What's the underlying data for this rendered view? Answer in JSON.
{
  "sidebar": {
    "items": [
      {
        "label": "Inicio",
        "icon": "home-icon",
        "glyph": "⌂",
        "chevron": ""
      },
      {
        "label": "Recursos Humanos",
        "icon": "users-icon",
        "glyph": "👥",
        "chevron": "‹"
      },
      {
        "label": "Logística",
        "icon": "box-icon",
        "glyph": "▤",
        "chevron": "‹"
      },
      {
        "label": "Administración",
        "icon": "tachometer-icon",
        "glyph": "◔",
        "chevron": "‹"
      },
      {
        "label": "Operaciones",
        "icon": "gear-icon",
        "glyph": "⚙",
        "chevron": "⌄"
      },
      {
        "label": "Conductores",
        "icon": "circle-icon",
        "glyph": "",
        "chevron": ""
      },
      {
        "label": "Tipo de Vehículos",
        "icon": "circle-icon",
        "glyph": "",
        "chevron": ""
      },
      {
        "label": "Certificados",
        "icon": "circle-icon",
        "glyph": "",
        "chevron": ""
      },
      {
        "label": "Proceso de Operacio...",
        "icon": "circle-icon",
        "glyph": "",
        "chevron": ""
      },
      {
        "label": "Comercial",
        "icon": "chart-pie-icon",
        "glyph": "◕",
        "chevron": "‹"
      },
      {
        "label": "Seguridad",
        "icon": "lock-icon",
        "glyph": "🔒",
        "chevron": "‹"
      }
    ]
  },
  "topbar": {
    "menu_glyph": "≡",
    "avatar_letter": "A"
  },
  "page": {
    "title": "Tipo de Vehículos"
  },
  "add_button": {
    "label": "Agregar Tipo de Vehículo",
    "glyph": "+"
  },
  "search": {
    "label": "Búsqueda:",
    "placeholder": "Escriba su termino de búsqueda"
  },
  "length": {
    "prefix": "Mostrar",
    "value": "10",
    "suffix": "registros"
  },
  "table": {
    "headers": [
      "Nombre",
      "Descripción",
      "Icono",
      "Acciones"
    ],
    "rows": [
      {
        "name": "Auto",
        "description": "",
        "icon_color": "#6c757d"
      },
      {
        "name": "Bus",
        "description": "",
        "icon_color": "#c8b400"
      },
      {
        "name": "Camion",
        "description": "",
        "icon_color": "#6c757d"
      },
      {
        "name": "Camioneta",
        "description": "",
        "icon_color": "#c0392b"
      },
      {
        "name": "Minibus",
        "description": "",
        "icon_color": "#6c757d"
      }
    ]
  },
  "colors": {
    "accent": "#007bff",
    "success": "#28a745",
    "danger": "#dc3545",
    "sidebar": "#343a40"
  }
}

* The exercise *
Give the count of lines in the data shown above that contain "Tipo", and nothing else.

* Task response *
3